EXERCISE: Copy out every line of the material below verbatim, changing nothing.

+++ RECORDS FOR THE TASK +++

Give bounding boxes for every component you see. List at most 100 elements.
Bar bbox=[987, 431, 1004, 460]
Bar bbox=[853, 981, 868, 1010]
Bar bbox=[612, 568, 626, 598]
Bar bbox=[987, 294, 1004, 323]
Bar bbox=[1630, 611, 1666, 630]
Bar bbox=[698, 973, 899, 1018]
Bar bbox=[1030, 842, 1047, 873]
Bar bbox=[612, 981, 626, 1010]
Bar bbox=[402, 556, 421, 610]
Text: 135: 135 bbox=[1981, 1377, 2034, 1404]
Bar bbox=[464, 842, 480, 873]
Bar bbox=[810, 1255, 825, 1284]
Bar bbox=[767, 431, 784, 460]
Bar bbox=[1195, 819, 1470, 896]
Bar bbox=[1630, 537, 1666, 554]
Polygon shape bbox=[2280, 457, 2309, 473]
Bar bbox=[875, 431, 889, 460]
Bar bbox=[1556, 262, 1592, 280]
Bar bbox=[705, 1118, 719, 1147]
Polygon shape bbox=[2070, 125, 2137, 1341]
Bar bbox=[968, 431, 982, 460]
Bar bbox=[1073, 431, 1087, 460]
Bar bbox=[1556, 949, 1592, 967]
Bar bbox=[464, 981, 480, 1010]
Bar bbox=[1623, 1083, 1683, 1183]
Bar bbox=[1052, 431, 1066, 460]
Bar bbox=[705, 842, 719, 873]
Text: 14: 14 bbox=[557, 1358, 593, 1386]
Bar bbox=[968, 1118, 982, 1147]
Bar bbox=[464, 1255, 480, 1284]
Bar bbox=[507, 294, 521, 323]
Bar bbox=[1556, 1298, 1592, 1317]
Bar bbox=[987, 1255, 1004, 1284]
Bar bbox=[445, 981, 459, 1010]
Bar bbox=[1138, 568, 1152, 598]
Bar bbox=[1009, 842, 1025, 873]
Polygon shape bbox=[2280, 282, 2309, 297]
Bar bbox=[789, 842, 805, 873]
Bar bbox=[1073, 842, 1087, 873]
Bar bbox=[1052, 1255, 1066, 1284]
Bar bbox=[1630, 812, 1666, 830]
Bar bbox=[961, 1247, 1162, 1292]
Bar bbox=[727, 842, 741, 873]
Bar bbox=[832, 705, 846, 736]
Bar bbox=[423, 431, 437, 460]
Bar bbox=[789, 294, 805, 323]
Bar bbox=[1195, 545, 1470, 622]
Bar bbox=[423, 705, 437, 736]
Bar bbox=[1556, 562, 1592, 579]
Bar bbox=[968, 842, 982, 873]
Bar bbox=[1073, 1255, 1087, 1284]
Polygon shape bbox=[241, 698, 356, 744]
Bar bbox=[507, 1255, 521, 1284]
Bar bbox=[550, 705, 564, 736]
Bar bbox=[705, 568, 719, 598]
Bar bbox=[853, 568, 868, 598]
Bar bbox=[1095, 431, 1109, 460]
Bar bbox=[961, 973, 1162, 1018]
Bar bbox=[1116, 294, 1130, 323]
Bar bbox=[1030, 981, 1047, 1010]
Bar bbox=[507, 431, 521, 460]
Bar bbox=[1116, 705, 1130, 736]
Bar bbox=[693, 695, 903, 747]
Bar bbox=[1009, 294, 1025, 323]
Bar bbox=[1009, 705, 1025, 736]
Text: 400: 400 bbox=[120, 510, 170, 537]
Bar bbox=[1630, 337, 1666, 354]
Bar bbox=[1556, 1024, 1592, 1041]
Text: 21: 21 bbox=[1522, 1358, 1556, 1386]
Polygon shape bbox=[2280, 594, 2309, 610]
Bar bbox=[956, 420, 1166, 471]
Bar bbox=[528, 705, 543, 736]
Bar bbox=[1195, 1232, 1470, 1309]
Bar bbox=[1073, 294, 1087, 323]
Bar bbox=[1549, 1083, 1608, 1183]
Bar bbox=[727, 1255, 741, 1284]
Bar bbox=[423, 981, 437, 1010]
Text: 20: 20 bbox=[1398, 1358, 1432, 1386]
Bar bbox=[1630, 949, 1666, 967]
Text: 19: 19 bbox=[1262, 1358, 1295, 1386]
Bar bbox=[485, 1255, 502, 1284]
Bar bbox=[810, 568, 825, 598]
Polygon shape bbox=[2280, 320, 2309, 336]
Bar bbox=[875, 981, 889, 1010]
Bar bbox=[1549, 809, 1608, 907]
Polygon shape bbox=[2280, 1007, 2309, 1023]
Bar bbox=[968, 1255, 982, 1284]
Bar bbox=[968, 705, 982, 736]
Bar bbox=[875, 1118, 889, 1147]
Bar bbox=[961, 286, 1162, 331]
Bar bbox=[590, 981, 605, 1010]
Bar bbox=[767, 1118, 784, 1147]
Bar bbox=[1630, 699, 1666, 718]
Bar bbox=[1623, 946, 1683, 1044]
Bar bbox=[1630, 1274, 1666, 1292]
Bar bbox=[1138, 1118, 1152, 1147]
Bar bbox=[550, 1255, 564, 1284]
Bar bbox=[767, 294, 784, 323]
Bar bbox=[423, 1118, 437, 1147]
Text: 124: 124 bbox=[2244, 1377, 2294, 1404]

+++

TASK OUTPUT:
Give bounding boxes for every component you see. List at most 100 elements.
Bar bbox=[987, 431, 1004, 460]
Bar bbox=[853, 981, 868, 1010]
Bar bbox=[612, 568, 626, 598]
Bar bbox=[987, 294, 1004, 323]
Bar bbox=[1630, 611, 1666, 630]
Bar bbox=[698, 973, 899, 1018]
Bar bbox=[1030, 842, 1047, 873]
Bar bbox=[612, 981, 626, 1010]
Bar bbox=[402, 556, 421, 610]
Text: 135: 135 bbox=[1981, 1377, 2034, 1404]
Bar bbox=[464, 842, 480, 873]
Bar bbox=[810, 1255, 825, 1284]
Bar bbox=[767, 431, 784, 460]
Bar bbox=[1195, 819, 1470, 896]
Bar bbox=[1630, 537, 1666, 554]
Polygon shape bbox=[2280, 457, 2309, 473]
Bar bbox=[875, 431, 889, 460]
Bar bbox=[1556, 262, 1592, 280]
Bar bbox=[705, 1118, 719, 1147]
Polygon shape bbox=[2070, 125, 2137, 1341]
Bar bbox=[968, 431, 982, 460]
Bar bbox=[1073, 431, 1087, 460]
Bar bbox=[1556, 949, 1592, 967]
Bar bbox=[464, 981, 480, 1010]
Bar bbox=[1623, 1083, 1683, 1183]
Bar bbox=[1052, 431, 1066, 460]
Bar bbox=[705, 842, 719, 873]
Text: 14: 14 bbox=[557, 1358, 593, 1386]
Bar bbox=[968, 1118, 982, 1147]
Bar bbox=[464, 1255, 480, 1284]
Bar bbox=[507, 294, 521, 323]
Bar bbox=[1556, 1298, 1592, 1317]
Bar bbox=[987, 1255, 1004, 1284]
Bar bbox=[445, 981, 459, 1010]
Bar bbox=[1138, 568, 1152, 598]
Bar bbox=[1009, 842, 1025, 873]
Polygon shape bbox=[2280, 282, 2309, 297]
Bar bbox=[789, 842, 805, 873]
Bar bbox=[1073, 842, 1087, 873]
Bar bbox=[1052, 1255, 1066, 1284]
Bar bbox=[1630, 812, 1666, 830]
Bar bbox=[961, 1247, 1162, 1292]
Bar bbox=[727, 842, 741, 873]
Bar bbox=[832, 705, 846, 736]
Bar bbox=[423, 431, 437, 460]
Bar bbox=[789, 294, 805, 323]
Bar bbox=[1195, 545, 1470, 622]
Bar bbox=[423, 705, 437, 736]
Bar bbox=[1556, 562, 1592, 579]
Bar bbox=[968, 842, 982, 873]
Bar bbox=[1073, 1255, 1087, 1284]
Polygon shape bbox=[241, 698, 356, 744]
Bar bbox=[507, 1255, 521, 1284]
Bar bbox=[550, 705, 564, 736]
Bar bbox=[705, 568, 719, 598]
Bar bbox=[853, 568, 868, 598]
Bar bbox=[1095, 431, 1109, 460]
Bar bbox=[961, 973, 1162, 1018]
Bar bbox=[1116, 294, 1130, 323]
Bar bbox=[1030, 981, 1047, 1010]
Bar bbox=[507, 431, 521, 460]
Bar bbox=[1116, 705, 1130, 736]
Bar bbox=[693, 695, 903, 747]
Bar bbox=[1009, 294, 1025, 323]
Bar bbox=[1009, 705, 1025, 736]
Text: 400: 400 bbox=[120, 510, 170, 537]
Bar bbox=[1630, 337, 1666, 354]
Bar bbox=[1556, 1024, 1592, 1041]
Text: 21: 21 bbox=[1522, 1358, 1556, 1386]
Polygon shape bbox=[2280, 594, 2309, 610]
Bar bbox=[956, 420, 1166, 471]
Bar bbox=[528, 705, 543, 736]
Bar bbox=[1195, 1232, 1470, 1309]
Bar bbox=[1073, 294, 1087, 323]
Bar bbox=[1549, 1083, 1608, 1183]
Bar bbox=[727, 1255, 741, 1284]
Bar bbox=[423, 981, 437, 1010]
Text: 20: 20 bbox=[1398, 1358, 1432, 1386]
Bar bbox=[1630, 949, 1666, 967]
Text: 19: 19 bbox=[1262, 1358, 1295, 1386]
Bar bbox=[485, 1255, 502, 1284]
Bar bbox=[810, 568, 825, 598]
Polygon shape bbox=[2280, 320, 2309, 336]
Bar bbox=[875, 981, 889, 1010]
Bar bbox=[1549, 809, 1608, 907]
Polygon shape bbox=[2280, 1007, 2309, 1023]
Bar bbox=[968, 1255, 982, 1284]
Bar bbox=[968, 705, 982, 736]
Bar bbox=[875, 1118, 889, 1147]
Bar bbox=[961, 286, 1162, 331]
Bar bbox=[590, 981, 605, 1010]
Bar bbox=[767, 1118, 784, 1147]
Bar bbox=[1630, 699, 1666, 718]
Bar bbox=[1623, 946, 1683, 1044]
Bar bbox=[1630, 1274, 1666, 1292]
Bar bbox=[1138, 1118, 1152, 1147]
Bar bbox=[550, 1255, 564, 1284]
Bar bbox=[767, 294, 784, 323]
Bar bbox=[423, 1118, 437, 1147]
Text: 124: 124 bbox=[2244, 1377, 2294, 1404]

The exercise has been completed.